## What to do
1. Reproduce the listing, starting with the line that contains "Give me the" and going on through the line that contains "x-tick-label: -4 <box>232 517 247 536</box>", and omit the pictures.
2. Carry on the forum discussion of the electret microphone preamplifier from the point where it stops.

## Article
Datasheet is attached for your easiness.

Mine is biased with a voltage divider and an emitter resistor so its input impedance is high. The emitter resistor has the pre-emphasis capacitor parallel with it to boost the high audio frequencies.
The simple circuit you posted has the resistor that biases it causing negative feedback to the input which reduces its input impedance then the output from the mic is loaded down and reduced. It does not have an emitter resistor then it does not have pre-emphasis.

You used the word "high input impedance". It means the more input impedance the more weak signal can a preamp detect. Right?

The output of a two-wires electret mic is the drain of its Jfet. It is a common-source Mosfet because its source is grounded. Then the Mosfet should have half the supply voltage across it to allow its drain to swing the maximum amount possible.

Thank you, now it is cleared to me why we are choosing half of the supply voltage. Actually due to lack of the time, our teacher did teach us FETs in the course of electronics. She said that we would cover FETs in the end of the semester but exams had been started and we were not able to take this topic in the course that's why I didn't know this. But I myself read from the book once. So I know just little about FETs

You do not disturb me.

Thank you very much sir. I am trying getting your circuit. If I have any problem then I will contact you, don't go offline for long sir. If you want to go offline for long then kindly message me. Thank you once again for your co-operation.

 

[betwixt]

Audioguru, isn't it nice to have someone show gratitude after our recent encounter with the aircrash engineer! (choosing my name for him carefully!)

Eshal, impedance isn't a measure of how weak a signal an amplifier can 'see', we would call that it's "sensitivity". In this instance impedance is a measure of how much one circuit burdens the output of another. An amplifier with high input impedance means it hardly loads the output of the circuit before it, in this case the microphone so it can reach the full potential of it's output. The capacitor between the base and emitter is there to prevent the amplifier also picking up frequencies higher than audio. It isn't a perfect filter but the reactance of the capacitor falls as the frequency increases so by choosing a suitable value, it can have negligible effect over the audio frequency range and more effect on radio frequencies. It would probably still work with the capacitor removed but there would be a risk of the microphone wires picking up interference and in particular, the signal the transmitter itself is producing.

Brian.

 

[Eshal]

Audioguru, isn't it nice to have someone show gratitude after our recent encounter with the aircrash engineer! (choosing my name for him carefully!)
What is this? What you said to audioguru? I want to know. Please.

Eshal, impedance isn't a measure of how weak a signal an amplifier can 'see', we would call that it's "sensitivity". In this instance impedance is a measure of how much one circuit burdens the output of another. An amplifier with high input impedance means it hardly loads the output of the circuit before it, in this case the microphone so it can reach the full potential of it's output. The capacitor between the base and emitter is there to prevent the amplifier also picking up frequencies higher than audio. It isn't a perfect filter but the reactance of the capacitor falls as the frequency increases so by choosing a suitable value, it can have negligible effect over the audio frequency range and more effect on radio frequencies. It would probably still work with the capacitor removed but there would be a risk of the microphone wires picking up interference and in particular, the signal the transmitter itself is producing.

## Provided entries
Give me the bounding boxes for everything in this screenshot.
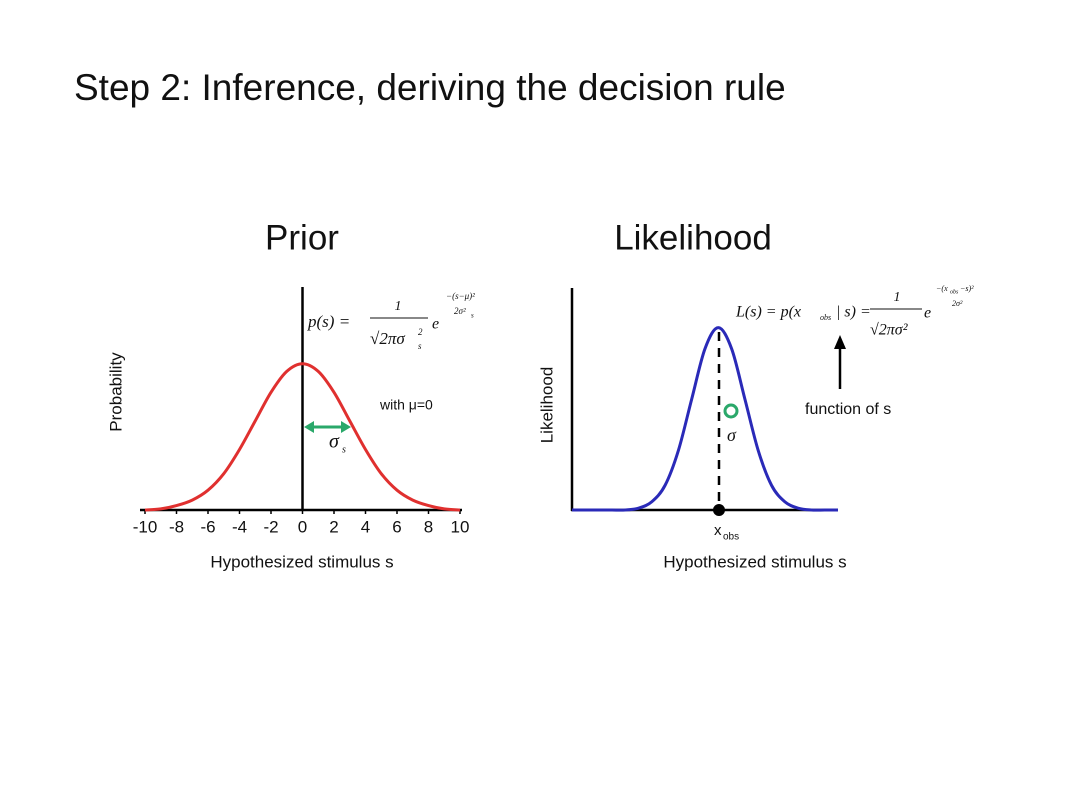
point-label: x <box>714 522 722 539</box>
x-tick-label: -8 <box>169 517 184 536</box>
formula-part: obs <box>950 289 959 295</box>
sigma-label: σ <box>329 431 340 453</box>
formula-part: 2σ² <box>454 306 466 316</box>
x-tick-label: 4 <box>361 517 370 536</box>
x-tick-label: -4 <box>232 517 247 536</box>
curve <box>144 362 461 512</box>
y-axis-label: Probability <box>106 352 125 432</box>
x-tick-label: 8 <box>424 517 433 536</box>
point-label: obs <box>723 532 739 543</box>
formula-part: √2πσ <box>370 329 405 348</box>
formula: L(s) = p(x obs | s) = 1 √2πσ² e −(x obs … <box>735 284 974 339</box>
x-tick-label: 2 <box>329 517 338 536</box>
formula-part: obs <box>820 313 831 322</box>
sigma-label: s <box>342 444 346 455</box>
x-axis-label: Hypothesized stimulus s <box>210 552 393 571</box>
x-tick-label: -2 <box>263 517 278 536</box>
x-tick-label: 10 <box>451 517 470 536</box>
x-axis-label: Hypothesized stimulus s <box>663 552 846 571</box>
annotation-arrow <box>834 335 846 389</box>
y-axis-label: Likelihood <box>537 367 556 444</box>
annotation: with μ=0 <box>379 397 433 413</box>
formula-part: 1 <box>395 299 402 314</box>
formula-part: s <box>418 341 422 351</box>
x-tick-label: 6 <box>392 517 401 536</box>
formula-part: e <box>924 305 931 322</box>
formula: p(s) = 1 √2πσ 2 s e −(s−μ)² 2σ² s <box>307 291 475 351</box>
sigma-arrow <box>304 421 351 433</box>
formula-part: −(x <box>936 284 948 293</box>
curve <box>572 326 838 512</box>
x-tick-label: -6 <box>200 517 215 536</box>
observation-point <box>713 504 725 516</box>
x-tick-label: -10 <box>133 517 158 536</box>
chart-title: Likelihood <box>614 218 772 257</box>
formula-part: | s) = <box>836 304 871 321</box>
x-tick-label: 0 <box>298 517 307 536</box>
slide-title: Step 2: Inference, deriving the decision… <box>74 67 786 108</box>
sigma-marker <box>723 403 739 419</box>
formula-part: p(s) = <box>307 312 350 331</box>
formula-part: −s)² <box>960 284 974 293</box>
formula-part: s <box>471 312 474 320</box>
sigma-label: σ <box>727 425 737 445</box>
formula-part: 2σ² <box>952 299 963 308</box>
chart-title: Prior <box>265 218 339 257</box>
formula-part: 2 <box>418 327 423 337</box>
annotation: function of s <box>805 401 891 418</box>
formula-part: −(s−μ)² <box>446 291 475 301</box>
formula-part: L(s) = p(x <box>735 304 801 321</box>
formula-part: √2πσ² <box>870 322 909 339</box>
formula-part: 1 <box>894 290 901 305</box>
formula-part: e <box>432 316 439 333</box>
--
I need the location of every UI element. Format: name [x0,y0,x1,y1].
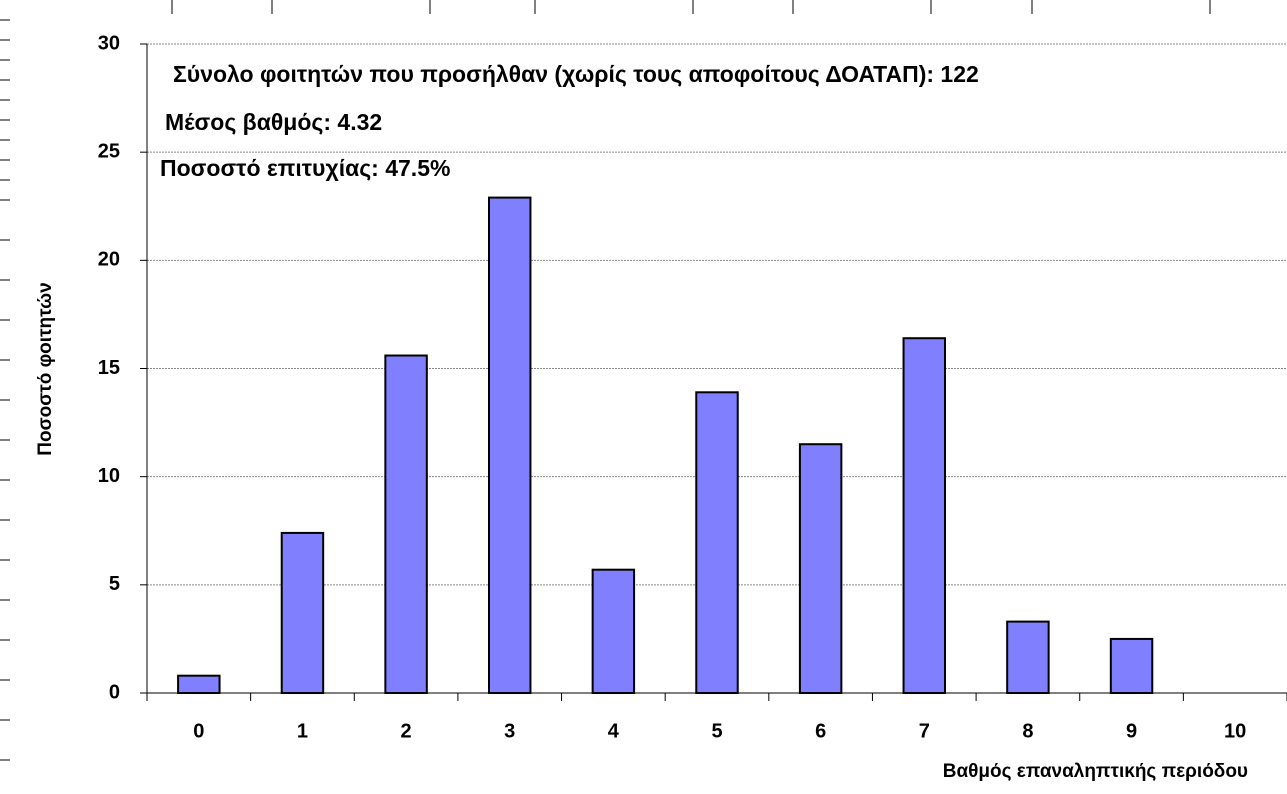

## Outputs in order
1.
Give me the bounding boxes for everything in this screenshot.
point-label: x <box>714 522 722 539</box>
x-tick-label: -8 <box>169 517 184 536</box>
formula-part: obs <box>950 289 959 295</box>
sigma-label: σ <box>329 431 340 453</box>
formula-part: 2σ² <box>454 306 466 316</box>
x-tick-label: 4 <box>361 517 370 536</box>
x-tick-label: -4 <box>232 517 247 536</box>

2.
It is cleared to me now the difference between the impedance and the sensitivity. But you said "IT ISN'T A PERFECT FILTER BUT THE REACTANCE OF THE CAPACITOR FALLS AS THE FREQUENCY INCREASES SO BY CHOOSING A SUITABLE VALUE". Can you tell me how to choose this value of capacitor mathematically?

 

[Dan Mills]

You know from your studies that the reactance of a capacitor is -j/wc, and that the -3db point of a first order RC filter is w = 1/rc?

So you want a capacitor that has a very small reactance at ~100MHz and a large (compared to the source resistance) reactance at ~20KHz.

The output impedance of the mic is specified in the data sheet as 2.2K, and all the other resistors in the bias network are rather larger so call the impedance at this point 2K more or less.

At 20Khz the capacitive reactance is -j/2 *pi * 2e4 *1e-10 = ~ -80,000j which is large compared with the 2K source impedance.
At 100MHz however, -j/2 * pi * 1e8 * 1e-10 = ~ -16j which effectively shunts the rf between the base and emitter.

The exact 3dB point is left as an exersize for the student.

If you do much RF you eventually get a feel for the sorts of orders of magnitude needed for this sort of thing, and I rather doubt that any explicit calculation was done when that cap was selected, more of a "I need to bypass the RF, 100pf sounds reasonable for vhf bypass and I have some available".

Regards, Dan.

 

[betwixt]

What is this? What you said to audioguru? I want to know. Please.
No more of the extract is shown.